Task description
Copy out all lines where "clock" appears.

Listed entries
■ ■ ■ ■

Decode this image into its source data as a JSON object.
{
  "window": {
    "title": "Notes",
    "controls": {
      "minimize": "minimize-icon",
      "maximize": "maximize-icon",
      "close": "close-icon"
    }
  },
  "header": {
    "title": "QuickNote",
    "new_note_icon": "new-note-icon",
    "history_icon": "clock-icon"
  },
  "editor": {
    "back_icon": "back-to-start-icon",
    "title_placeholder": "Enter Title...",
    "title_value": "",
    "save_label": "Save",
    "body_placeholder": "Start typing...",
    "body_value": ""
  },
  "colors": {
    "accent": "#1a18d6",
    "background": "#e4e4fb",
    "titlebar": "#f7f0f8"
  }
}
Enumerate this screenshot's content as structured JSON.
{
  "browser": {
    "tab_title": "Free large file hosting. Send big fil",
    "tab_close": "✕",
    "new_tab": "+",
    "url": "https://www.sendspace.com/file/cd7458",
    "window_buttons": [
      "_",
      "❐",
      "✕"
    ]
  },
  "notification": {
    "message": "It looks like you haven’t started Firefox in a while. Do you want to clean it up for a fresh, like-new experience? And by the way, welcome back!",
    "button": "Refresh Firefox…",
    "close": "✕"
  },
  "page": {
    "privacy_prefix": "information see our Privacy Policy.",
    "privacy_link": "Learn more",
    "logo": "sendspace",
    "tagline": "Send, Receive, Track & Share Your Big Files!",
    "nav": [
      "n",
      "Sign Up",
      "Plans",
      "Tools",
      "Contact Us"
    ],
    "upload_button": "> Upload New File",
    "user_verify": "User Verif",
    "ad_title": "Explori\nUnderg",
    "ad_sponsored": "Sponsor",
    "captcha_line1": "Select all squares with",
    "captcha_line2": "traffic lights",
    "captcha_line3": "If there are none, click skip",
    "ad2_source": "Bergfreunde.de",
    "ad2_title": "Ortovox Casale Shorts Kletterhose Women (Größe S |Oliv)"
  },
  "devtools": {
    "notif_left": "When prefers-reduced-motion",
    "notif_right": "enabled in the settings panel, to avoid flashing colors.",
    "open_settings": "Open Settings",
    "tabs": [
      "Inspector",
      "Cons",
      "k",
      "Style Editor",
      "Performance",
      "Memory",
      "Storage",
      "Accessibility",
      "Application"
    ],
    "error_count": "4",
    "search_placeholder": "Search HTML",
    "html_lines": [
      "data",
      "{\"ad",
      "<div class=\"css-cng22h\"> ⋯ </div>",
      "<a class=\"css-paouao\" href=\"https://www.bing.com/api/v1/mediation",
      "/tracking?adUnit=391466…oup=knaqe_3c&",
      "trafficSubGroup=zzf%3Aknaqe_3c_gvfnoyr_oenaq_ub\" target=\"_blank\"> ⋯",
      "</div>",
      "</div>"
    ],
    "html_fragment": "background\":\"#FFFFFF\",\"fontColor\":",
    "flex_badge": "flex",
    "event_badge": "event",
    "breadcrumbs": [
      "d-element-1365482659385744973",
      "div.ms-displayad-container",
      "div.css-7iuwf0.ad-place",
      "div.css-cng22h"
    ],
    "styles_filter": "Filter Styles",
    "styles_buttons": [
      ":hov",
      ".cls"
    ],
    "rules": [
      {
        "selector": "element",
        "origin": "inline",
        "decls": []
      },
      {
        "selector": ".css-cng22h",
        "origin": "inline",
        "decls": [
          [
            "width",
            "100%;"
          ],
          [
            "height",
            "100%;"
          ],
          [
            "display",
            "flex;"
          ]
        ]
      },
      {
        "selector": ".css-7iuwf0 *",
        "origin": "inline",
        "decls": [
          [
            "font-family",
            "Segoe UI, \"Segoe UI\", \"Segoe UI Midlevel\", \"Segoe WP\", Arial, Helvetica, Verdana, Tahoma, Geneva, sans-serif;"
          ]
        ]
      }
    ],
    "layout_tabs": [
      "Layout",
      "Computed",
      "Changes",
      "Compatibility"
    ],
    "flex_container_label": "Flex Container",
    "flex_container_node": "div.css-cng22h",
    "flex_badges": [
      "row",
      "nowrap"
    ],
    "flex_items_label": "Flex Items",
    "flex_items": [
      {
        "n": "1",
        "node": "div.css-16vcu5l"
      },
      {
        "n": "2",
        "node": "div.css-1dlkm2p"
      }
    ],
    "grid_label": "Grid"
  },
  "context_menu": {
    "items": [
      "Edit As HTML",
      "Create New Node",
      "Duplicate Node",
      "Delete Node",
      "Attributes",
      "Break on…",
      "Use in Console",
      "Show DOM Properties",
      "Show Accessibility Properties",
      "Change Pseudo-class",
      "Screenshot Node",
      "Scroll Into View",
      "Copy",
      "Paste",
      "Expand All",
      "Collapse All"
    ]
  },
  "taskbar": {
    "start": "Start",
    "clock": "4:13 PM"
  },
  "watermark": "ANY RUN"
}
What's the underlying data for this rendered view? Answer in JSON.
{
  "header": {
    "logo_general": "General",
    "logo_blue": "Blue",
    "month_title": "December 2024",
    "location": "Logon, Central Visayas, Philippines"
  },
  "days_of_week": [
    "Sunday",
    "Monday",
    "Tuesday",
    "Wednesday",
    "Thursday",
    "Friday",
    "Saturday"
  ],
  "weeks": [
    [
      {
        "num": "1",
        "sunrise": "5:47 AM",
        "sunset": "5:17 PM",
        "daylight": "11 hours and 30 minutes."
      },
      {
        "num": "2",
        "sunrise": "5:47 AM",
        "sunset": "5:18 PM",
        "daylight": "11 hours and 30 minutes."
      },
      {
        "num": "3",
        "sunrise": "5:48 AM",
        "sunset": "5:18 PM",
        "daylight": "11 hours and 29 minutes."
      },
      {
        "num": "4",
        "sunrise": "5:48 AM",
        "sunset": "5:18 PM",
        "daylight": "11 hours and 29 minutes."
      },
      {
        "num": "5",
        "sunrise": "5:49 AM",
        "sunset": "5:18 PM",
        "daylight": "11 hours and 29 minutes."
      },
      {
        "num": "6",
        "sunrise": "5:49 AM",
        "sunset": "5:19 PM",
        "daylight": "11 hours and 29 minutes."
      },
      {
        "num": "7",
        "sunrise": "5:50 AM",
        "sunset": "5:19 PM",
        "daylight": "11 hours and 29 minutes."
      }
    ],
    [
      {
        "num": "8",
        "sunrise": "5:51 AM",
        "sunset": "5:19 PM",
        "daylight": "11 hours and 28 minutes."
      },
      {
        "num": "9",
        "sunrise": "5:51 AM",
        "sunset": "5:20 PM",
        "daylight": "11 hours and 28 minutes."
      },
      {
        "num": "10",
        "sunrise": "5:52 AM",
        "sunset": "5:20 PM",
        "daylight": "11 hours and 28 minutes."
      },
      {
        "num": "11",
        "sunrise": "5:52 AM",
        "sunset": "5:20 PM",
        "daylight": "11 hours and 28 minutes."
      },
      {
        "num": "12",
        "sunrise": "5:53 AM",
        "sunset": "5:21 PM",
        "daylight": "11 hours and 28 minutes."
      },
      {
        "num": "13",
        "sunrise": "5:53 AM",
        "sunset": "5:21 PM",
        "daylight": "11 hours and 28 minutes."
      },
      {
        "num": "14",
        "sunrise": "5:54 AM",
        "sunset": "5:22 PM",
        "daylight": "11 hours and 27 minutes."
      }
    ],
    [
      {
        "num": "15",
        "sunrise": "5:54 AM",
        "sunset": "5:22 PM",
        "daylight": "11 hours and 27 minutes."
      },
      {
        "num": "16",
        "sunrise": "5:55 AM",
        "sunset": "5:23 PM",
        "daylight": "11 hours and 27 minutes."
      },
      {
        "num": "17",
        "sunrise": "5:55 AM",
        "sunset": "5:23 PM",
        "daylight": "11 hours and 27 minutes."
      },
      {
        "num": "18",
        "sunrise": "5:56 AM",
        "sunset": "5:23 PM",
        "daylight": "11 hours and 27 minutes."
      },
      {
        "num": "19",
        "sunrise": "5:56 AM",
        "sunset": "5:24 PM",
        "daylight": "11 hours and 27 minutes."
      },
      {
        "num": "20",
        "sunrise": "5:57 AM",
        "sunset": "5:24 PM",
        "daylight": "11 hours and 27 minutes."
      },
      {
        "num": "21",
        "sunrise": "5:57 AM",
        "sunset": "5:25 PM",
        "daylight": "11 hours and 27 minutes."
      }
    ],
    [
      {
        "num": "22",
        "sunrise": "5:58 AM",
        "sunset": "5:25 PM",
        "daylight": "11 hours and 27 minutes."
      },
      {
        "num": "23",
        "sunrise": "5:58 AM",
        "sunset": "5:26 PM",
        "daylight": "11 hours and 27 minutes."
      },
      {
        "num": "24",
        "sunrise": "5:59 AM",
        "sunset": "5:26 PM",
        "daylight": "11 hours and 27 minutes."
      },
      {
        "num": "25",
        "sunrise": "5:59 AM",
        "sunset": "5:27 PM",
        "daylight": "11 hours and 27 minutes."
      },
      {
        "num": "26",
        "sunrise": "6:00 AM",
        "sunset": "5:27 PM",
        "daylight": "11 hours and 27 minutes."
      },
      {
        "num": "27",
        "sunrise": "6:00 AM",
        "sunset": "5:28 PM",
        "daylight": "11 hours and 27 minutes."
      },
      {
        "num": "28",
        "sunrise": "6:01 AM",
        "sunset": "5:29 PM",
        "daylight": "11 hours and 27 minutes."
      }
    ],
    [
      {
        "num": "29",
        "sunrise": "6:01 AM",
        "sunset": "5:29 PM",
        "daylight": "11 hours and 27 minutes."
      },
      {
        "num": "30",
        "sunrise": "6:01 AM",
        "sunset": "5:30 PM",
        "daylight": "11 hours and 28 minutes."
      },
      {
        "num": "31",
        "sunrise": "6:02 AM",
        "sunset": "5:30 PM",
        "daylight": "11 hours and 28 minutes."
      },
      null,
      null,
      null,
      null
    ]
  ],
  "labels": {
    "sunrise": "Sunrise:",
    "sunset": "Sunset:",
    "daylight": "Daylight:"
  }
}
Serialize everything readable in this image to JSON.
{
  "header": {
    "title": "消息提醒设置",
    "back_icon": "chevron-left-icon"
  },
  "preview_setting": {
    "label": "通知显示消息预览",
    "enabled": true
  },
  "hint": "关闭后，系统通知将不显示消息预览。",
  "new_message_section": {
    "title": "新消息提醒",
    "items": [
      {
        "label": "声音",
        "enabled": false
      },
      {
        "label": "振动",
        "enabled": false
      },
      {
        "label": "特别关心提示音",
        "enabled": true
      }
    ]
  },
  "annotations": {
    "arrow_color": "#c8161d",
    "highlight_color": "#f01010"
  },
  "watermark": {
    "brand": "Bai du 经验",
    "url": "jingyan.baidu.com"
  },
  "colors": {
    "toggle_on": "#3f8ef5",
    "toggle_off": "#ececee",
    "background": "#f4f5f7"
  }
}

■ ■ ■ ■

Solution for this exercise
    "history_icon": "clock-icon"
    "clock": "4:13 PM"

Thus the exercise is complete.